BEGIN INFORMATION PROVIDED

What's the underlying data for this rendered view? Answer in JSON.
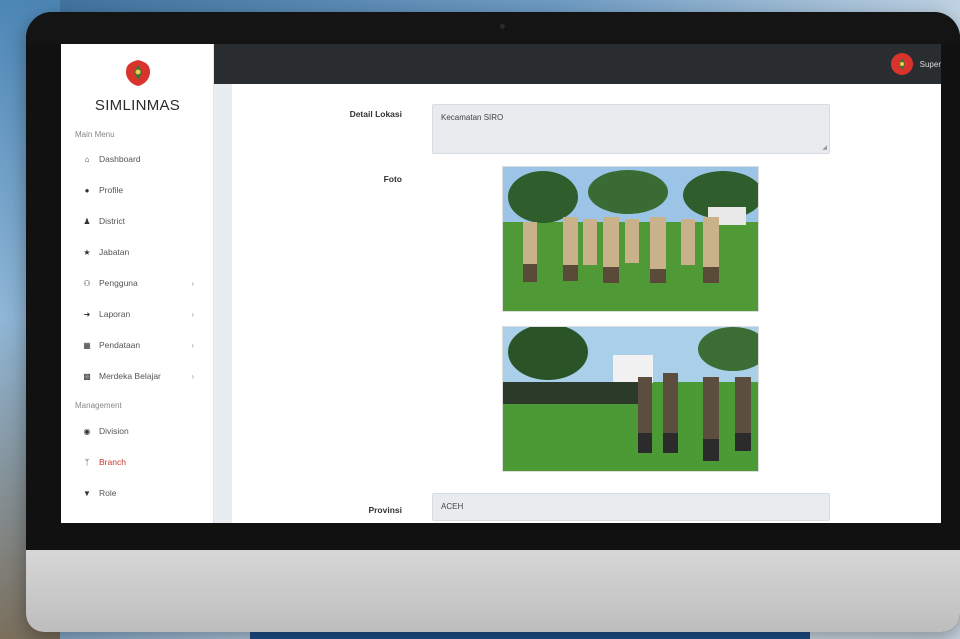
{
  "app": {
    "brand": "SIMLINMAS"
  },
  "sidebar": {
    "main_menu_label": "Main Menu",
    "management_label": "Management",
    "items": [
      {
        "label": "Dashboard",
        "icon": "home-icon"
      },
      {
        "label": "Profile",
        "icon": "user-icon"
      },
      {
        "label": "District",
        "icon": "person-icon"
      },
      {
        "label": "Jabatan",
        "icon": "star-icon"
      },
      {
        "label": "Pengguna",
        "icon": "users-icon",
        "has_submenu": true
      },
      {
        "label": "Laporan",
        "icon": "arrow-icon",
        "has_submenu": true
      },
      {
        "label": "Pendataan",
        "icon": "clipboard-icon",
        "has_submenu": true
      },
      {
        "label": "Merdeka Belajar",
        "icon": "chart-icon",
        "has_submenu": true
      }
    ],
    "management_items": [
      {
        "label": "Division",
        "icon": "globe-icon"
      },
      {
        "label": "Branch",
        "icon": "branch-icon"
      },
      {
        "label": "Role",
        "icon": "shield-icon"
      }
    ]
  },
  "topbar": {
    "user_name": "Super"
  },
  "form": {
    "detail_lokasi_label": "Detail Lokasi",
    "detail_lokasi_value": "Kecamatan SIRO",
    "foto_label": "Foto",
    "provinsi_label": "Provinsi",
    "provinsi_value": "ACEH"
  },
  "colors": {
    "topbar": "#2a2d30",
    "logo_red": "#d9342b",
    "field_bg": "#e8ecef"
  }
}
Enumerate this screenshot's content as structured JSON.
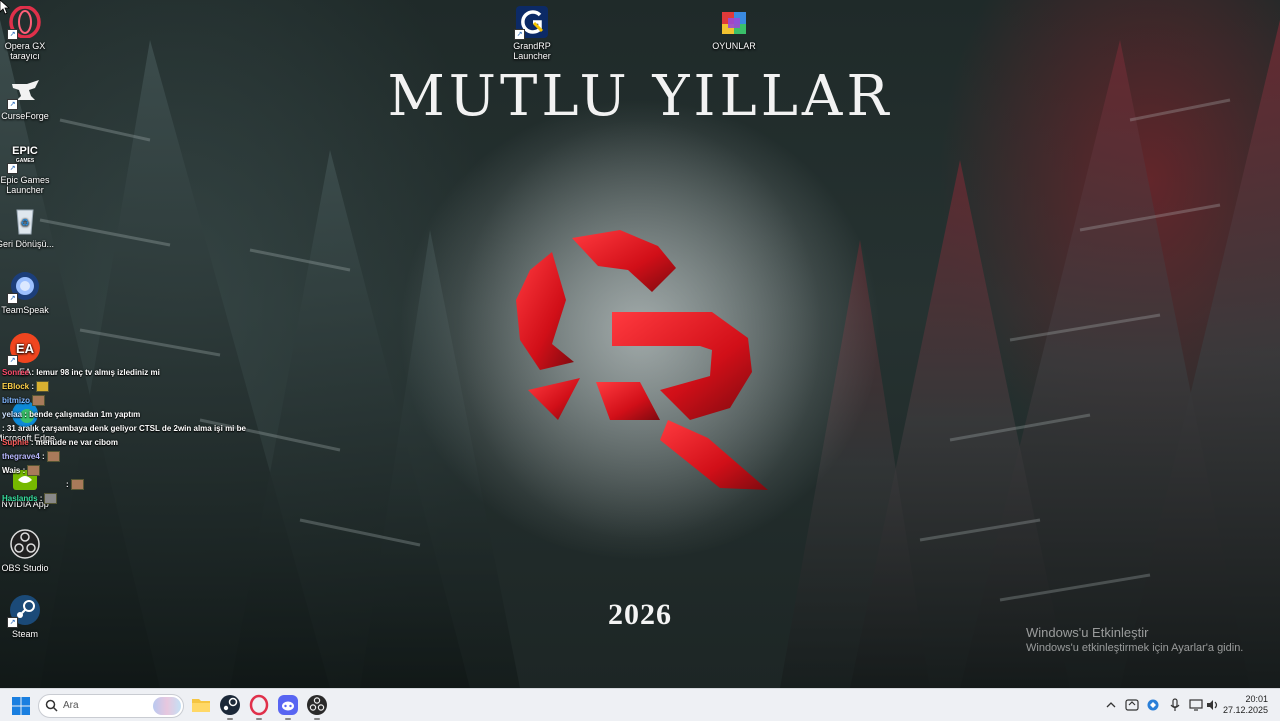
{
  "wallpaper": {
    "title": "MUTLU YILLAR",
    "year": "2026",
    "logo_color": "#e0141c"
  },
  "watermark": {
    "line1": "Windows'u Etkinleştir",
    "line2": "Windows'u etkinleştirmek için Ayarlar'a gidin."
  },
  "desktop": {
    "icons": [
      {
        "name": "opera-gx-icon",
        "label": "Opera GX tarayıcı"
      },
      {
        "name": "curseforge-icon",
        "label": "CurseForge"
      },
      {
        "name": "epic-games-icon",
        "label": "Epic Games Launcher"
      },
      {
        "name": "recycle-bin-icon",
        "label": "Geri Dönüşü..."
      },
      {
        "name": "teamspeak-icon",
        "label": "TeamSpeak"
      },
      {
        "name": "ea-icon",
        "label": "EA"
      },
      {
        "name": "edge-icon",
        "label": "Microsoft Edge"
      },
      {
        "name": "nvidia-icon",
        "label": "NVIDIA App"
      },
      {
        "name": "obs-icon",
        "label": "OBS Studio"
      },
      {
        "name": "steam-icon",
        "label": "Steam"
      },
      {
        "name": "grandrp-launcher-icon",
        "label": "GrandRP Launcher"
      },
      {
        "name": "oyunlar-folder-icon",
        "label": "OYUNLAR"
      }
    ]
  },
  "chat": {
    "messages": [
      {
        "user": "Sonree",
        "text": " : lemur 98 inç tv almış izlediniz mi",
        "color": "#ff4d6d"
      },
      {
        "user": "EBlock",
        "text": " :",
        "color": "#ffd24a"
      },
      {
        "user": "bitmizo",
        "text": "",
        "color": "#7fb6ff"
      },
      {
        "user": "yelaa",
        "text": " : bende çalışmadan 1m yaptım",
        "color": "#cfe3ff"
      },
      {
        "user": "",
        "text": " : 31 aralık çarşambaya denk geliyor CTSL de 2win alma işi mi be",
        "color": "#ff6a6a"
      },
      {
        "user": "Suphie",
        "text": " : menüde ne var cibom",
        "color": "#ff5c5c"
      },
      {
        "user": "thegrave4",
        "text": " :",
        "color": "#b8b8ff"
      },
      {
        "user": "Wais",
        "text": " :",
        "color": "#ffffff"
      },
      {
        "user": "",
        "text": " :",
        "color": "#ff5c8a"
      },
      {
        "user": "Haslands",
        "text": " :",
        "color": "#38e0a0"
      }
    ]
  },
  "taskbar": {
    "search_placeholder": "Ara",
    "apps": [
      "file-explorer-icon",
      "steam-taskbar-icon",
      "opera-gx-taskbar-icon",
      "discord-icon",
      "obs-taskbar-icon"
    ],
    "time": "20:01",
    "date": "27.12.2025"
  }
}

END INFORMATION PROVIDED

State how many lines of the records above contain "JSON", with no words besides the number.

- _ANSWER TO THIS EXERCISE_
2